Data excerpts
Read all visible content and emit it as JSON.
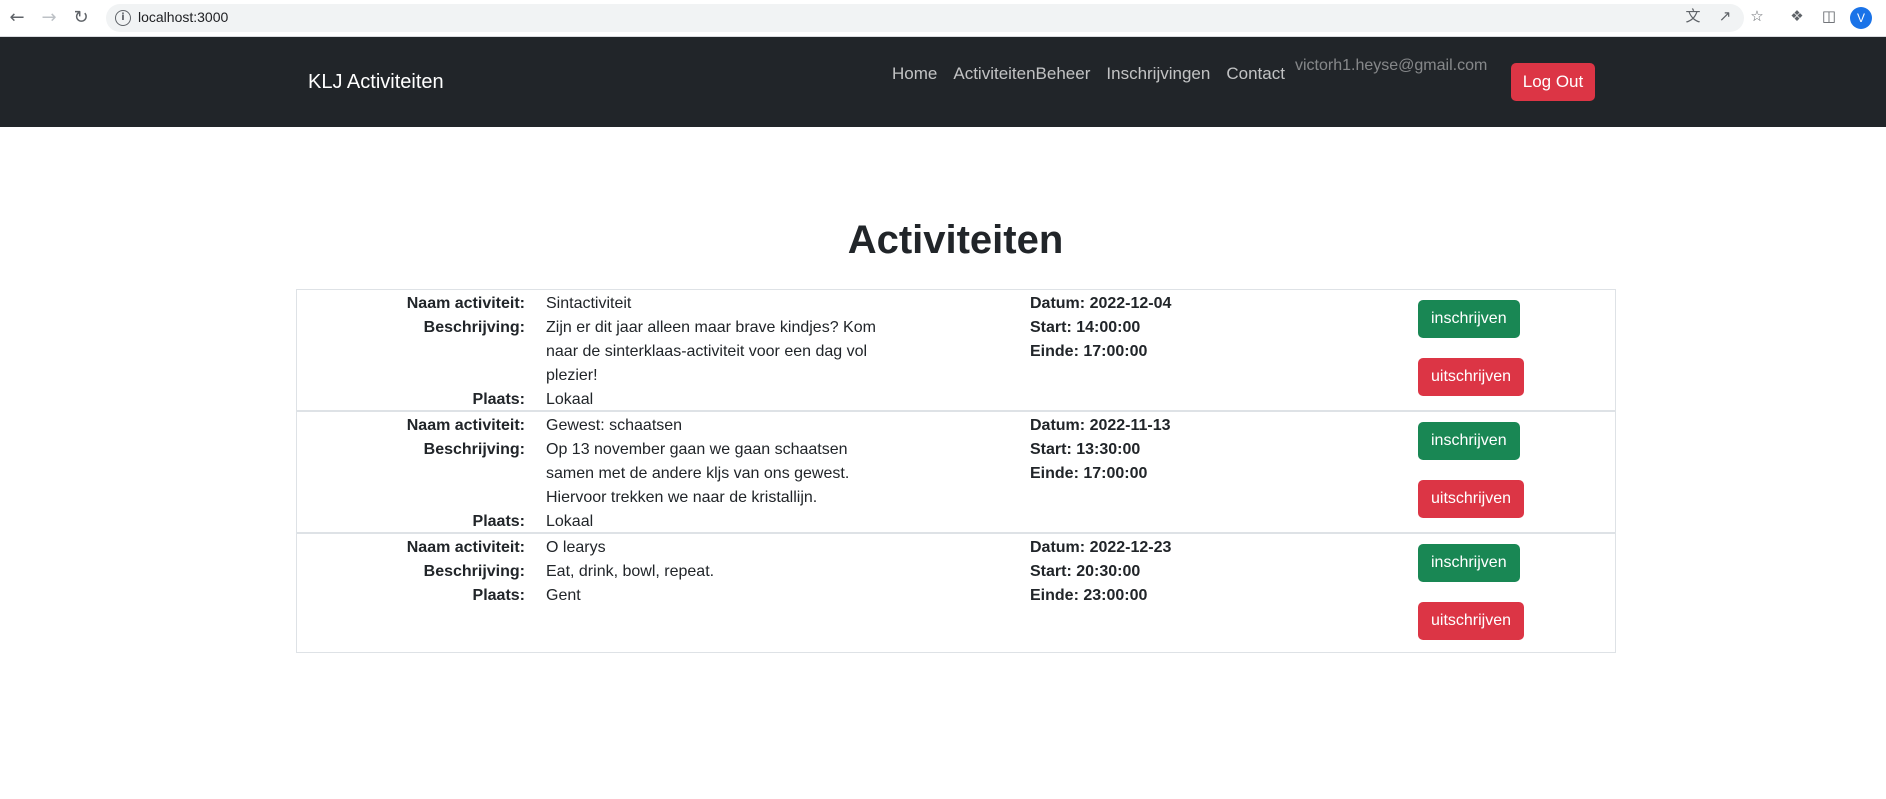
{
  "browser": {
    "url": "localhost:3000",
    "profile_initial": "V"
  },
  "navbar": {
    "brand": "KLJ Activiteiten",
    "links": [
      "Home",
      "ActiviteitenBeheer",
      "Inschrijvingen",
      "Contact"
    ],
    "user_email": "victorh1.heyse@gmail.com",
    "logout_label": "Log Out"
  },
  "main": {
    "title": "Activiteiten",
    "labels": {
      "name": "Naam activiteit:",
      "description": "Beschrijving:",
      "place": "Plaats:",
      "date": "Datum:",
      "start": "Start:",
      "end": "Einde:"
    },
    "buttons": {
      "subscribe": "inschrijven",
      "unsubscribe": "uitschrijven"
    },
    "activities": [
      {
        "name": "Sintactiviteit",
        "description": "Zijn er dit jaar alleen maar brave kindjes? Kom naar de sinterklaas-activiteit voor een dag vol plezier!",
        "place": "Lokaal",
        "date": "2022-12-04",
        "start": "14:00:00",
        "end": "17:00:00"
      },
      {
        "name": "Gewest: schaatsen",
        "description": "Op 13 november gaan we gaan schaatsen samen met de andere kljs van ons gewest. Hiervoor trekken we naar de kristallijn.",
        "place": "Lokaal",
        "date": "2022-11-13",
        "start": "13:30:00",
        "end": "17:00:00"
      },
      {
        "name": "O learys",
        "description": "Eat, drink, bowl, repeat.",
        "place": "Gent",
        "date": "2022-12-23",
        "start": "20:30:00",
        "end": "23:00:00"
      }
    ]
  },
  "colors": {
    "navbar_bg": "#212529",
    "success": "#198754",
    "danger": "#dc3545"
  }
}
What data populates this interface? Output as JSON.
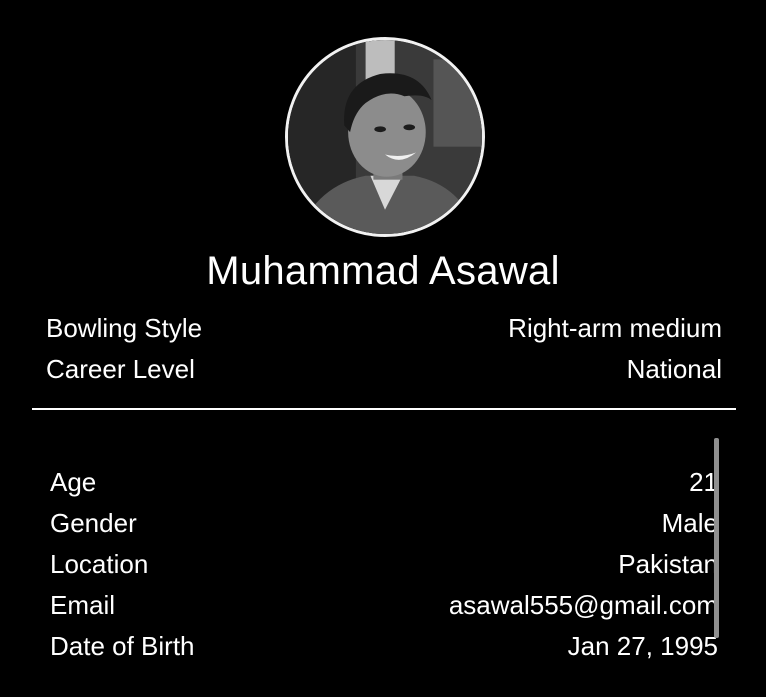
{
  "profile": {
    "name": "Muhammad Asawal",
    "avatar_icon": "profile-photo"
  },
  "summary": [
    {
      "label": "Bowling Style",
      "value": "Right-arm medium"
    },
    {
      "label": "Career Level",
      "value": "National"
    }
  ],
  "details": [
    {
      "label": "Age",
      "value": "21"
    },
    {
      "label": "Gender",
      "value": "Male"
    },
    {
      "label": "Location",
      "value": "Pakistan"
    },
    {
      "label": "Email",
      "value": "asawal555@gmail.com"
    },
    {
      "label": "Date of Birth",
      "value": "Jan 27, 1995"
    }
  ],
  "colors": {
    "background": "#000000",
    "text": "#ffffff",
    "divider": "#ffffff",
    "scrollbar": "#8f8f8f"
  }
}
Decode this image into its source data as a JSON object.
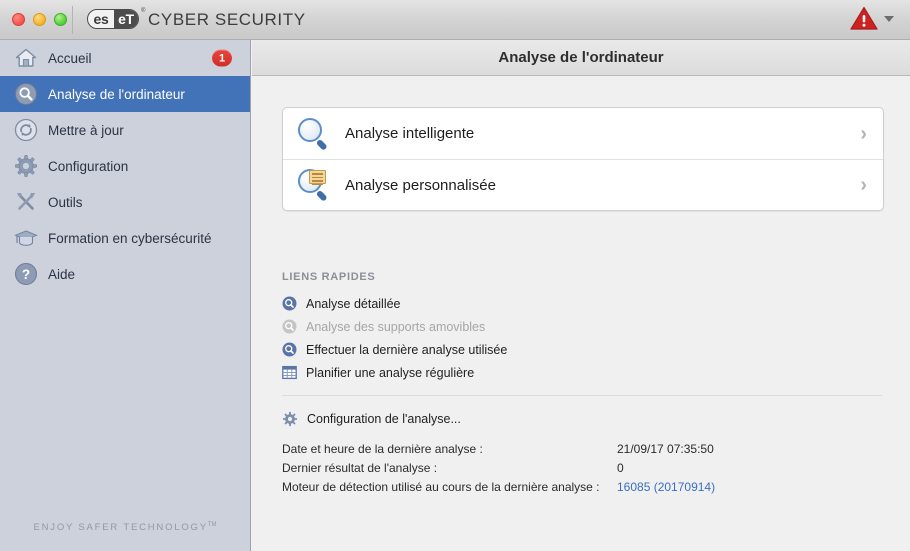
{
  "window": {
    "brand_mark": "eset",
    "brand_es": "es",
    "brand_et": "eT",
    "brand_tm": "®",
    "app_name": "CYBER SECURITY",
    "status_icon": "warning-triangle-icon",
    "status_caret": "chevron-down-icon",
    "traffic_lights": [
      "close",
      "minimize",
      "zoom"
    ]
  },
  "sidebar": {
    "items": [
      {
        "label": "Accueil",
        "icon": "home-icon",
        "selected": false,
        "badge": "1"
      },
      {
        "label": "Analyse de l'ordinateur",
        "icon": "magnifier-circle-icon",
        "selected": true,
        "badge": ""
      },
      {
        "label": "Mettre à jour",
        "icon": "refresh-circle-icon",
        "selected": false,
        "badge": ""
      },
      {
        "label": "Configuration",
        "icon": "gear-icon",
        "selected": false,
        "badge": ""
      },
      {
        "label": "Outils",
        "icon": "tools-icon",
        "selected": false,
        "badge": ""
      },
      {
        "label": "Formation en cybersécurité",
        "icon": "graduation-cap-icon",
        "selected": false,
        "badge": ""
      },
      {
        "label": "Aide",
        "icon": "question-circle-icon",
        "selected": false,
        "badge": ""
      }
    ],
    "tagline": "ENJOY SAFER TECHNOLOGY",
    "tagline_tm": "TM"
  },
  "content": {
    "title": "Analyse de l'ordinateur",
    "scan_options": [
      {
        "label": "Analyse intelligente",
        "icon": "magnifier-icon",
        "chevron": "chevron-right-icon"
      },
      {
        "label": "Analyse personnalisée",
        "icon": "magnifier-document-icon",
        "chevron": "chevron-right-icon"
      }
    ],
    "quick_links_title": "LIENS RAPIDES",
    "quick_links": [
      {
        "label": "Analyse détaillée",
        "icon": "magnifier-badge-icon",
        "disabled": false
      },
      {
        "label": "Analyse des supports amovibles",
        "icon": "magnifier-badge-icon",
        "disabled": true
      },
      {
        "label": "Effectuer la dernière analyse utilisée",
        "icon": "magnifier-badge-icon",
        "disabled": false
      },
      {
        "label": "Planifier une analyse régulière",
        "icon": "calendar-grid-icon",
        "disabled": false
      }
    ],
    "setup_link": {
      "label": "Configuration de l'analyse...",
      "icon": "gear-icon"
    },
    "details": [
      {
        "key": "Date et heure de la dernière analyse :",
        "value": "21/09/17 07:35:50",
        "is_link": false
      },
      {
        "key": "Dernier résultat de l'analyse :",
        "value": "0",
        "is_link": false
      },
      {
        "key": "Moteur de détection utilisé au cours de la dernière analyse :",
        "value": "16085 (20170914)",
        "is_link": true
      }
    ]
  },
  "colors": {
    "selection_blue": "#4272b8",
    "badge_red": "#d8372f",
    "link_blue": "#3b6ec0",
    "sidebar_bg": "#ccd1dc",
    "content_bg": "#f0f0f0"
  }
}
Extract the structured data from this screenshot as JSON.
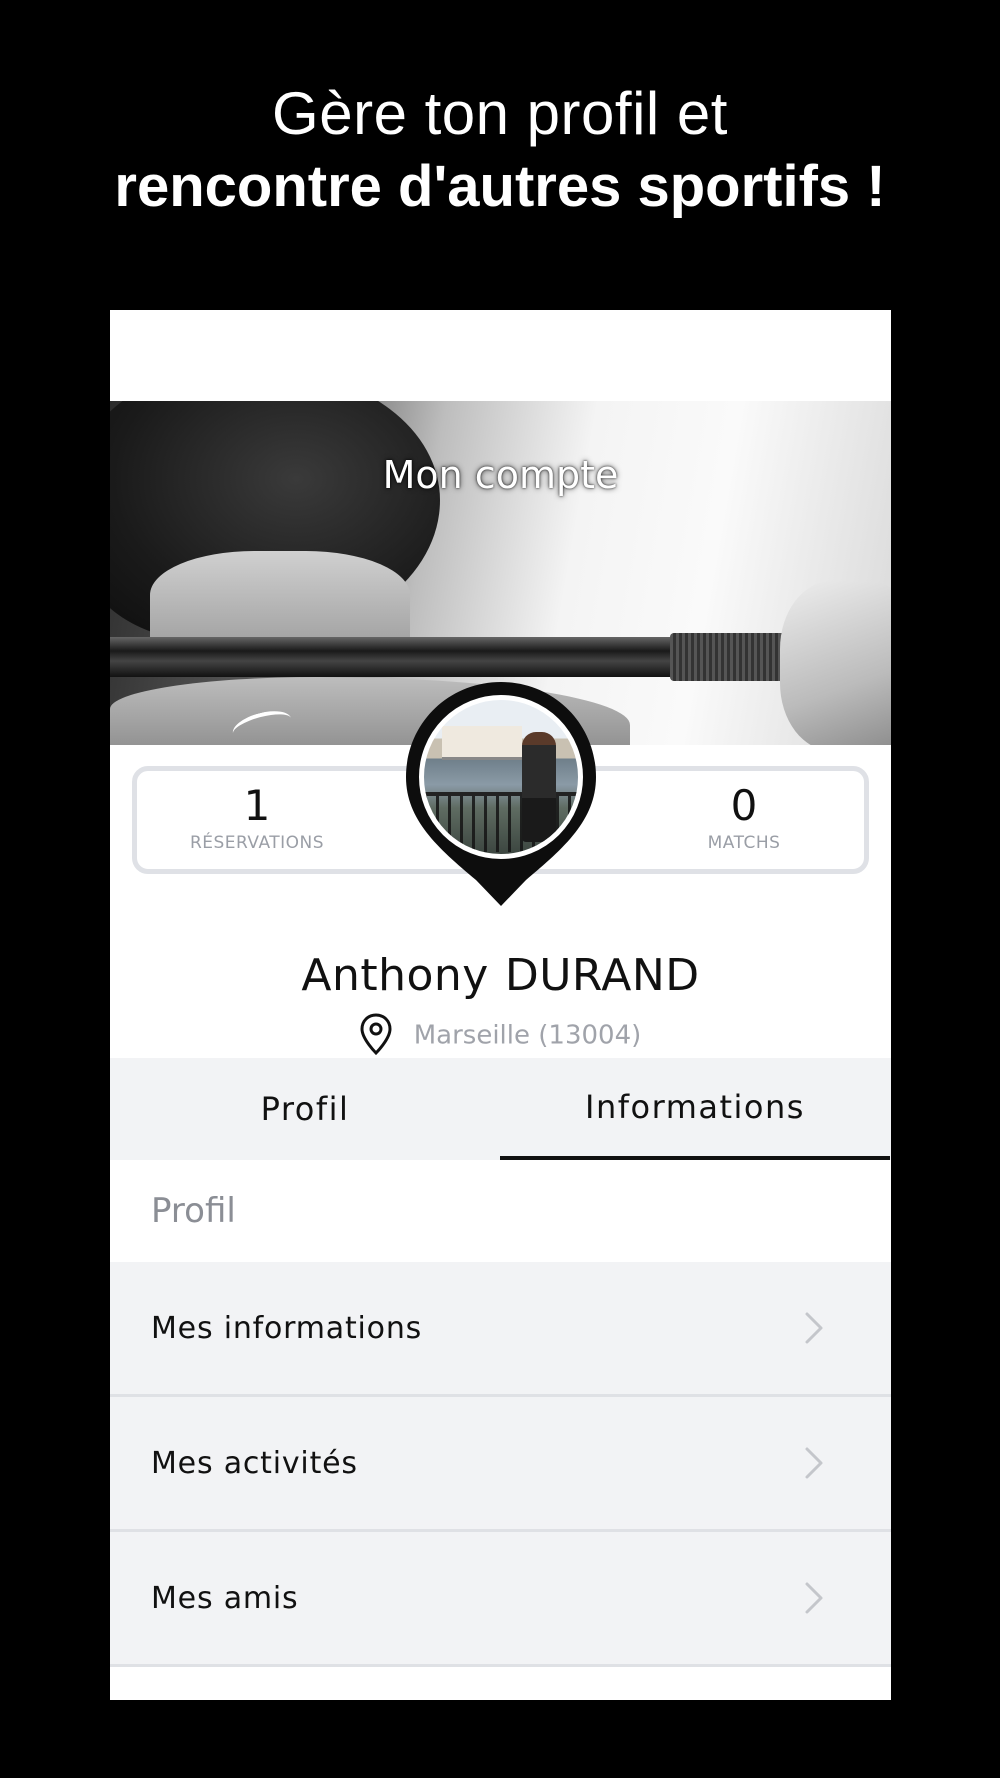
{
  "promo": {
    "line1": "Gère ton profil et",
    "line2": "rencontre d'autres sportifs !"
  },
  "header": {
    "title": "Mon compte"
  },
  "stats": {
    "reservations": {
      "value": "1",
      "label": "RÉSERVATIONS"
    },
    "matchs": {
      "value": "0",
      "label": "MATCHS"
    }
  },
  "user": {
    "first_name": "Anthony",
    "last_name": "DURAND",
    "location": "Marseille (13004)"
  },
  "tabs": [
    {
      "label": "Profil",
      "active": false
    },
    {
      "label": "Informations",
      "active": true
    }
  ],
  "section": {
    "title": "Profil"
  },
  "menu": [
    {
      "label": "Mes informations",
      "icon": "chevron-right-icon"
    },
    {
      "label": "Mes activités",
      "icon": "chevron-right-icon"
    },
    {
      "label": "Mes amis",
      "icon": "chevron-right-icon"
    }
  ],
  "colors": {
    "background": "#000000",
    "accent": "#111111",
    "muted_text": "#9a9ea6",
    "row_background": "#f2f3f5",
    "card_border": "#dfe1e6"
  }
}
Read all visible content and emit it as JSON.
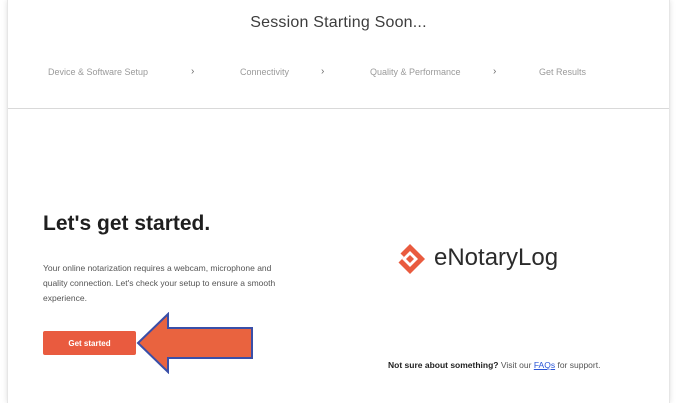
{
  "header": {
    "title": "Session Starting Soon...",
    "steps": [
      {
        "label": "Device & Software Setup"
      },
      {
        "label": "Connectivity"
      },
      {
        "label": "Quality & Performance"
      },
      {
        "label": "Get Results"
      }
    ],
    "separator": "›"
  },
  "main": {
    "heading": "Let's get started.",
    "description": "Your online notarization requires a webcam, microphone and quality connection. Let's check your setup to ensure a smooth experience.",
    "start_button_label": "Get started"
  },
  "brand": {
    "name": "eNotaryLog",
    "logo_icon": "enotarylog-diamond-icon",
    "accent_color": "#e95b3f"
  },
  "support": {
    "question": "Not sure about something?",
    "visit_prefix": "Visit our",
    "link_label": "FAQs",
    "suffix": "for support."
  },
  "annotation": {
    "arrow_icon": "left-arrow-icon",
    "arrow_color": "#e9633f"
  },
  "colors": {
    "link": "#2a55d6",
    "heading": "#1f1f1f",
    "muted": "#9a9a9a"
  }
}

Task instructions
Pictures in the records should not appear in your copy, but everything else must be transcribed exactly.

Worked solution
Read all visible content and emit it as JSON.
{
  "browser": {
    "url": "localhost:3000",
    "profile_initial": "V"
  },
  "navbar": {
    "brand": "KLJ Activiteiten",
    "links": [
      "Home",
      "ActiviteitenBeheer",
      "Inschrijvingen",
      "Contact"
    ],
    "user_email": "victorh1.heyse@gmail.com",
    "logout_label": "Log Out"
  },
  "main": {
    "title": "Activiteiten",
    "labels": {
      "name": "Naam activiteit:",
      "description": "Beschrijving:",
      "place": "Plaats:",
      "date": "Datum:",
      "start": "Start:",
      "end": "Einde:"
    },
    "buttons": {
      "subscribe": "inschrijven",
      "unsubscribe": "uitschrijven"
    },
    "activities": [
      {
        "name": "Sintactiviteit",
        "description": "Zijn er dit jaar alleen maar brave kindjes? Kom naar de sinterklaas-activiteit voor een dag vol plezier!",
        "place": "Lokaal",
        "date": "2022-12-04",
        "start": "14:00:00",
        "end": "17:00:00"
      },
      {
        "name": "Gewest: schaatsen",
        "description": "Op 13 november gaan we gaan schaatsen samen met de andere kljs van ons gewest. Hiervoor trekken we naar de kristallijn.",
        "place": "Lokaal",
        "date": "2022-11-13",
        "start": "13:30:00",
        "end": "17:00:00"
      },
      {
        "name": "O learys",
        "description": "Eat, drink, bowl, repeat.",
        "place": "Gent",
        "date": "2022-12-23",
        "start": "20:30:00",
        "end": "23:00:00"
      }
    ]
  },
  "colors": {
    "navbar_bg": "#212529",
    "success": "#198754",
    "danger": "#dc3545"
  }
}
What data populates this interface? Output as JSON.
{
  "profile": {
    "name": "Muhammad Asawal",
    "avatar_icon": "profile-photo"
  },
  "summary": [
    {
      "label": "Bowling Style",
      "value": "Right-arm medium"
    },
    {
      "label": "Career Level",
      "value": "National"
    }
  ],
  "details": [
    {
      "label": "Age",
      "value": "21"
    },
    {
      "label": "Gender",
      "value": "Male"
    },
    {
      "label": "Location",
      "value": "Pakistan"
    },
    {
      "label": "Email",
      "value": "asawal555@gmail.com"
    },
    {
      "label": "Date of Birth",
      "value": "Jan 27, 1995"
    }
  ],
  "colors": {
    "background": "#000000",
    "text": "#ffffff",
    "divider": "#ffffff",
    "scrollbar": "#8f8f8f"
  }
}
Decode this image into its source data as a JSON object.
{
  "window": {
    "brand_mark": "eset",
    "brand_es": "es",
    "brand_et": "eT",
    "brand_tm": "®",
    "app_name": "CYBER SECURITY",
    "status_icon": "warning-triangle-icon",
    "status_caret": "chevron-down-icon",
    "traffic_lights": [
      "close",
      "minimize",
      "zoom"
    ]
  },
  "sidebar": {
    "items": [
      {
        "label": "Accueil",
        "icon": "home-icon",
        "selected": false,
        "badge": "1"
      },
      {
        "label": "Analyse de l'ordinateur",
        "icon": "magnifier-circle-icon",
        "selected": true,
        "badge": ""
      },
      {
        "label": "Mettre à jour",
        "icon": "refresh-circle-icon",
        "selected": false,
        "badge": ""
      },
      {
        "label": "Configuration",
        "icon": "gear-icon",
        "selected": false,
        "badge": ""
      },
      {
        "label": "Outils",
        "icon": "tools-icon",
        "selected": false,
        "badge": ""
      },
      {
        "label": "Formation en cybersécurité",
        "icon": "graduation-cap-icon",
        "selected": false,
        "badge": ""
      },
      {
        "label": "Aide",
        "icon": "question-circle-icon",
        "selected": false,
        "badge": ""
      }
    ],
    "tagline": "ENJOY SAFER TECHNOLOGY",
    "tagline_tm": "TM"
  },
  "content": {
    "title": "Analyse de l'ordinateur",
    "scan_options": [
      {
        "label": "Analyse intelligente",
        "icon": "magnifier-icon",
        "chevron": "chevron-right-icon"
      },
      {
        "label": "Analyse personnalisée",
        "icon": "magnifier-document-icon",
        "chevron": "chevron-right-icon"
      }
    ],
    "quick_links_title": "LIENS RAPIDES",
    "quick_links": [
      {
        "label": "Analyse détaillée",
        "icon": "magnifier-badge-icon",
        "disabled": false
      },
      {
        "label": "Analyse des supports amovibles",
        "icon": "magnifier-badge-icon",
        "disabled": true
      },
      {
        "label": "Effectuer la dernière analyse utilisée",
        "icon": "magnifier-badge-icon",
        "disabled": false
      },
      {
        "label": "Planifier une analyse régulière",
        "icon": "calendar-grid-icon",
        "disabled": false
      }
    ],
    "setup_link": {
      "label": "Configuration de l'analyse...",
      "icon": "gear-icon"
    },
    "details": [
      {
        "key": "Date et heure de la dernière analyse :",
        "value": "21/09/17 07:35:50",
        "is_link": false
      },
      {
        "key": "Dernier résultat de l'analyse :",
        "value": "0",
        "is_link": false
      },
      {
        "key": "Moteur de détection utilisé au cours de la dernière analyse :",
        "value": "16085 (20170914)",
        "is_link": true
      }
    ]
  },
  "colors": {
    "selection_blue": "#4272b8",
    "badge_red": "#d8372f",
    "link_blue": "#3b6ec0",
    "sidebar_bg": "#ccd1dc",
    "content_bg": "#f0f0f0"
  }
}
Extract the structured data from this screenshot as JSON.
{
  "promo": {
    "line1": "Gère ton profil et",
    "line2": "rencontre d'autres sportifs !"
  },
  "header": {
    "title": "Mon compte"
  },
  "stats": {
    "reservations": {
      "value": "1",
      "label": "RÉSERVATIONS"
    },
    "matchs": {
      "value": "0",
      "label": "MATCHS"
    }
  },
  "user": {
    "first_name": "Anthony",
    "last_name": "DURAND",
    "location": "Marseille (13004)"
  },
  "tabs": [
    {
      "label": "Profil",
      "active": false
    },
    {
      "label": "Informations",
      "active": true
    }
  ],
  "section": {
    "title": "Profil"
  },
  "menu": [
    {
      "label": "Mes informations",
      "icon": "chevron-right-icon"
    },
    {
      "label": "Mes activités",
      "icon": "chevron-right-icon"
    },
    {
      "label": "Mes amis",
      "icon": "chevron-right-icon"
    }
  ],
  "colors": {
    "background": "#000000",
    "accent": "#111111",
    "muted_text": "#9a9ea6",
    "row_background": "#f2f3f5",
    "card_border": "#dfe1e6"
  }
}
Read all visible content and emit it as JSON.
{
  "header": {
    "title": "Session Starting Soon...",
    "steps": [
      {
        "label": "Device & Software Setup"
      },
      {
        "label": "Connectivity"
      },
      {
        "label": "Quality & Performance"
      },
      {
        "label": "Get Results"
      }
    ],
    "separator": "›"
  },
  "main": {
    "heading": "Let's get started.",
    "description": "Your online notarization requires a webcam, microphone and quality connection. Let's check your setup to ensure a smooth experience.",
    "start_button_label": "Get started"
  },
  "brand": {
    "name": "eNotaryLog",
    "logo_icon": "enotarylog-diamond-icon",
    "accent_color": "#e95b3f"
  },
  "support": {
    "question": "Not sure about something?",
    "visit_prefix": "Visit our",
    "link_label": "FAQs",
    "suffix": "for support."
  },
  "annotation": {
    "arrow_icon": "left-arrow-icon",
    "arrow_color": "#e9633f"
  },
  "colors": {
    "link": "#2a55d6",
    "heading": "#1f1f1f",
    "muted": "#9a9a9a"
  }
}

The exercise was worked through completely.